__Provided text__
Formula Regional European Championship career
- Debut season: 2020
- Current team: KIC Motorsport
- Racing licence: FIA Silver
- Car number: 2
- Starts: 24 (26 entries)
- Wins: 0
- Podiums: 0
- Poles: 0
- Fastest laps: 0
- Best finish: 16th in 2020

Previous series
- 2019-20 2019 2019: Formula 4 UAE Championship Italian F4 Championship ADAC Formula 4

= Nico Göhler =

German racing driver (born 2003)

Nico Göhler (born 22 May 2003) is a German racing driver who last competed in the LMP3-spec Prototype Cup Germany for BWT Mücke Motorsport, finishing third in 2023. He previously won in Formula 4 and raced in FRECA.

== Career ==

=== Lower formulae ===
Born in Helmstedt, Göhler started his career in 2019 in the Formula 4 UAE Championship for Mücke Motorsport under an Emirati licence alongside Joshua Dürksen. His first podium came in the final race of the first event at the Dubai Autodrome with a third-place finish. He scored two more podiums, both in Dubai, and finished sixth in the standings, four positions behind teammate Dürksen.

__Work to be completed__
Condense the paragraph beginning "Born in Helmstedt" from the text on Nico Göhler into a bulleted list that keeps its main facts.

(Page layout parsing data)

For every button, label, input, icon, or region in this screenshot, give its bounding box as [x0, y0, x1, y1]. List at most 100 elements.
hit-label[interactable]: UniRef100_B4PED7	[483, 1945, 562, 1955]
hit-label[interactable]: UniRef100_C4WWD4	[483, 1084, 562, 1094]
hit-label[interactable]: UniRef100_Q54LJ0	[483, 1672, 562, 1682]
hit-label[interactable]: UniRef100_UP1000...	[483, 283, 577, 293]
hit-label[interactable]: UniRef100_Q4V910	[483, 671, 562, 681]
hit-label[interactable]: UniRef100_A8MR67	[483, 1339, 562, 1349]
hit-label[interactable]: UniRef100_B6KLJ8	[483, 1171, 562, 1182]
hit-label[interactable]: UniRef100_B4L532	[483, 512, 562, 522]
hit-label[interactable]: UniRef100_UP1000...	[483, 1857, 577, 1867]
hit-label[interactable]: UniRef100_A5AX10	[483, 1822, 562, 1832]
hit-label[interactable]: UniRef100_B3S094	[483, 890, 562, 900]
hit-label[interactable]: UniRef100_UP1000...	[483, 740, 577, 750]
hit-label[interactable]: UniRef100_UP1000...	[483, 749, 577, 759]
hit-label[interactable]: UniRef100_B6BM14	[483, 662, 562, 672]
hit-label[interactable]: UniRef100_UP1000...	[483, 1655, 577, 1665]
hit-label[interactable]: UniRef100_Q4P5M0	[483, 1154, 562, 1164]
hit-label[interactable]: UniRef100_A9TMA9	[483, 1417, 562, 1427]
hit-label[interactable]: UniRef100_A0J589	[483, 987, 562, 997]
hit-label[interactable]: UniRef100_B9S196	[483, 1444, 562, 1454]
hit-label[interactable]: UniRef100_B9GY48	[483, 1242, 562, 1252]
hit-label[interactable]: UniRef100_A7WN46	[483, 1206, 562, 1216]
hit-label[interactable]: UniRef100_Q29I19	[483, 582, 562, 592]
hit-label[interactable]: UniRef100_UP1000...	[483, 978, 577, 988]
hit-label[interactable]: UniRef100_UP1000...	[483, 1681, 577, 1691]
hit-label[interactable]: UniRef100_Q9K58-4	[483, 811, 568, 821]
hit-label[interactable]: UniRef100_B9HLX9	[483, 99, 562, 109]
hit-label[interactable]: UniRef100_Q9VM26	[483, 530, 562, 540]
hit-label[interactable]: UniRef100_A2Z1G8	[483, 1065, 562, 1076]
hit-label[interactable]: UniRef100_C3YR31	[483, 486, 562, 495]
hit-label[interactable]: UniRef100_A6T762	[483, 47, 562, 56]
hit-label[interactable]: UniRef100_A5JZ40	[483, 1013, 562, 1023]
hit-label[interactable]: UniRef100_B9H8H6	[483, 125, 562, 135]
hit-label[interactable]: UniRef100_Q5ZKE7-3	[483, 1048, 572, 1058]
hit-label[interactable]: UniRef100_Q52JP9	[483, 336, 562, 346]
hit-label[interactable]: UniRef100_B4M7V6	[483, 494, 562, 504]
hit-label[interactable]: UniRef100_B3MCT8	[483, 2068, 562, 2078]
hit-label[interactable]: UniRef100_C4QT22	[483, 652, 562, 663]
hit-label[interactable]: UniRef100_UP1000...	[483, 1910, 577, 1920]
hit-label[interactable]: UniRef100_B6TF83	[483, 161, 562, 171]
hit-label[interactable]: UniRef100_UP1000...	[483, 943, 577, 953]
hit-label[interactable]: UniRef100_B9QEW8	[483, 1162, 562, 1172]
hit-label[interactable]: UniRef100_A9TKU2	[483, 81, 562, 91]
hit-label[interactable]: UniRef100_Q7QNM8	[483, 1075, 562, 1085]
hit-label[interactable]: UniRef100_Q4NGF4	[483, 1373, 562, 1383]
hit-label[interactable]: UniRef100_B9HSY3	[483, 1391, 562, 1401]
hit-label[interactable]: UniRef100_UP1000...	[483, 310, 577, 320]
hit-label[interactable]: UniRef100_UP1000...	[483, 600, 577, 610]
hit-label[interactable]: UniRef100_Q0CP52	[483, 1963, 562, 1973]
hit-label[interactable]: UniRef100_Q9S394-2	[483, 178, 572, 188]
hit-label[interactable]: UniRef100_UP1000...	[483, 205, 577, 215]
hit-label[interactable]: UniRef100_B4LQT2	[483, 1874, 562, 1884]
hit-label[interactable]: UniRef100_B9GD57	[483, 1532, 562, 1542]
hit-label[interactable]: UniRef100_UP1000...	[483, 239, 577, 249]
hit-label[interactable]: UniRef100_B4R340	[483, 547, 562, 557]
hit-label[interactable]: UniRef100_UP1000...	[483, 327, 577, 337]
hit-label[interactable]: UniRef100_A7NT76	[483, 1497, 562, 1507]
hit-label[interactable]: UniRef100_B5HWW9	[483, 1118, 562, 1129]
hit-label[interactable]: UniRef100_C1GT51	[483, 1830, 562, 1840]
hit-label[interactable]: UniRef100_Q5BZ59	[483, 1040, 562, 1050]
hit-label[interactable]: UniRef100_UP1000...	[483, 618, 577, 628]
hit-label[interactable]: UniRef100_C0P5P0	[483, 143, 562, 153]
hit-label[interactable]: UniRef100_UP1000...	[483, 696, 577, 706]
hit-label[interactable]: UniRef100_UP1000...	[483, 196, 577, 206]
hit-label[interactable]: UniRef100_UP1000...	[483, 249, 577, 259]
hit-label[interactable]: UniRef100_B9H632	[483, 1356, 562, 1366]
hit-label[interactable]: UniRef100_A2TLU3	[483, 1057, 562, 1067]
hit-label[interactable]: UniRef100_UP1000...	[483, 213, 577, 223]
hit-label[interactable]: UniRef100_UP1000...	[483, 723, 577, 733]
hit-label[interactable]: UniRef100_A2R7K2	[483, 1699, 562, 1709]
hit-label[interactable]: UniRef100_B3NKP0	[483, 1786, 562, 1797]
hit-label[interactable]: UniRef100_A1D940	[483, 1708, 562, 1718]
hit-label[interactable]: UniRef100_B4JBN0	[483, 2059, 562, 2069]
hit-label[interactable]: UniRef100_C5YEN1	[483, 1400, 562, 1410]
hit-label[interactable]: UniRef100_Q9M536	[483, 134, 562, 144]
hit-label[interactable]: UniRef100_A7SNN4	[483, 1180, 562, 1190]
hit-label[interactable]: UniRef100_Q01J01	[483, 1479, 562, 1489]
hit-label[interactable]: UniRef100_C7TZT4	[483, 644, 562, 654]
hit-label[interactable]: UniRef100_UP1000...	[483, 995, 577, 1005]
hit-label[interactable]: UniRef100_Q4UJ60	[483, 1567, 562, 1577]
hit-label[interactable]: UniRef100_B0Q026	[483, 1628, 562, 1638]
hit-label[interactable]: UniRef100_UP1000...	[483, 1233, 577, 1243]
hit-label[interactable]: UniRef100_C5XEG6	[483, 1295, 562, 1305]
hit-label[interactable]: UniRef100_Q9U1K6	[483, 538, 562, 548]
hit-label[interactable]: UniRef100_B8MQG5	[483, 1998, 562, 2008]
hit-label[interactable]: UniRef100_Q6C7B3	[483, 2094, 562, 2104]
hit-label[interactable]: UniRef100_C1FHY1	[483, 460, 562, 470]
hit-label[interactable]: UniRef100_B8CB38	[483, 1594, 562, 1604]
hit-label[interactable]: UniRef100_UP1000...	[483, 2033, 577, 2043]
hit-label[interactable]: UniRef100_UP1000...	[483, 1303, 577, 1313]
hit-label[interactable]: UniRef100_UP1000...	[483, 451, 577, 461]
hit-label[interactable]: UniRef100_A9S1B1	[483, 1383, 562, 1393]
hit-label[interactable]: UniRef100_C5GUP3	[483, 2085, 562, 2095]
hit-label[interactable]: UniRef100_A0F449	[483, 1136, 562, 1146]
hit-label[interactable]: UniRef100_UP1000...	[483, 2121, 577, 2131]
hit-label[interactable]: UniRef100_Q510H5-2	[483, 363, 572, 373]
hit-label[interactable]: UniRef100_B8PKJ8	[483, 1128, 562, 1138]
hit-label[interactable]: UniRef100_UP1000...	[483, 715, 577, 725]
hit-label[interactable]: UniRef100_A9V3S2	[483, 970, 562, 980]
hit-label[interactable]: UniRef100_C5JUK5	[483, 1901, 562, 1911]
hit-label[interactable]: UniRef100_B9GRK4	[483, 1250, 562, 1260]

__Completed exercise__
- Born in Helmstedt
- Began his career in 2019 in the Formula 4 UAE Championship with Mücke Motorsport, under an Emirati licence, alongside Joshua Dürksen
- First podium: third place in the final race of the first event at the Dubai Autodrome
- Two further podiums, both in Dubai
- Sixth in the standings, four places behind teammate Dürksen